OBJECTIVE: Print every line of the listing exactly, please.

>> START PROVIDED RECORDS

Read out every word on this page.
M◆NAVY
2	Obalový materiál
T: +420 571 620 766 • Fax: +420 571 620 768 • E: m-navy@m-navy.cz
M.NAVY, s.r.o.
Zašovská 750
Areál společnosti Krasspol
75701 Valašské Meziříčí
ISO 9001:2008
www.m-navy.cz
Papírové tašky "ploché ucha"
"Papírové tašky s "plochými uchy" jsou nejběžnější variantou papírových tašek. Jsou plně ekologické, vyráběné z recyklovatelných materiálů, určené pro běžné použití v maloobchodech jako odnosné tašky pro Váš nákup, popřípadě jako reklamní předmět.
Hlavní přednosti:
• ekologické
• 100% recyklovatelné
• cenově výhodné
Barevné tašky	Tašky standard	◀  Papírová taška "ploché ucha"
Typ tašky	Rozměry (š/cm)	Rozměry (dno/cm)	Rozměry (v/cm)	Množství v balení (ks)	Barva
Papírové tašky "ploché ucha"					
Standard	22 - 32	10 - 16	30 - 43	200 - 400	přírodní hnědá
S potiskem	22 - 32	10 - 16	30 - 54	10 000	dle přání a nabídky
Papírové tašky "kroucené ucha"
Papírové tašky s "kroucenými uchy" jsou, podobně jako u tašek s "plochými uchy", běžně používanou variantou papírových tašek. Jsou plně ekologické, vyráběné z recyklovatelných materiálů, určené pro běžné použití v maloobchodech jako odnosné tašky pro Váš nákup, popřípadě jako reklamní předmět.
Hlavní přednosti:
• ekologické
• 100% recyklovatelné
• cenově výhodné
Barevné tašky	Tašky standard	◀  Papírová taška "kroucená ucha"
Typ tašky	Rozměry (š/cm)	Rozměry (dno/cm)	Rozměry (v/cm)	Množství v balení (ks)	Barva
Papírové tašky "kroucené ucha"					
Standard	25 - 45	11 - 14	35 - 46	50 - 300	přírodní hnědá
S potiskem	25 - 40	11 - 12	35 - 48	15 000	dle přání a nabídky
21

>> END PROVIDED RECORDS

ANSWER TO THE PROBLEM:
Read out every word on this page.
M◆NAVY
2	Obalový materiál
T: +420 571 620 766 • Fax: +420 571 620 768 • E: m-navy@m-navy.cz
M.NAVY, s.r.o.
Zašovská 750
Areál společnosti Krasspol
75701 Valašské Meziříčí
ISO 9001:2008
www.m-navy.cz
Papírové tašky "ploché ucha"
"Papírové tašky s "plochými uchy" jsou nejběžnější variantou papírových tašek. Jsou plně ekologické, vyráběné z recyklovatelných materiálů, určené pro běžné použití v maloobchodech jako odnosné tašky pro Váš nákup, popřípadě jako reklamní předmět.
Hlavní přednosti:
• ekologické
• 100% recyklovatelné
• cenově výhodné
Barevné tašky	Tašky standard	◀  Papírová taška "ploché ucha"
Typ tašky	Rozměry (š/cm)	Rozměry (dno/cm)	Rozměry (v/cm)	Množství v balení (ks)	Barva
Papírové tašky "ploché ucha"					
Standard	22 - 32	10 - 16	30 - 43	200 - 400	přírodní hnědá
S potiskem	22 - 32	10 - 16	30 - 54	10 000	dle přání a nabídky
Papírové tašky "kroucené ucha"
Papírové tašky s "kroucenými uchy" jsou, podobně jako u tašek s "plochými uchy", běžně používanou variantou papírových tašek. Jsou plně ekologické, vyráběné z recyklovatelných materiálů, určené pro běžné použití v maloobchodech jako odnosné tašky pro Váš nákup, popřípadě jako reklamní předmět.
Hlavní přednosti:
• ekologické
• 100% recyklovatelné
• cenově výhodné
Barevné tašky	Tašky standard	◀  Papírová taška "kroucená ucha"
Typ tašky	Rozměry (š/cm)	Rozměry (dno/cm)	Rozměry (v/cm)	Množství v balení (ks)	Barva
Papírové tašky "kroucené ucha"					
Standard	25 - 45	11 - 14	35 - 46	50 - 300	přírodní hnědá
S potiskem	25 - 40	11 - 12	35 - 48	15 000	dle přání a nabídky
21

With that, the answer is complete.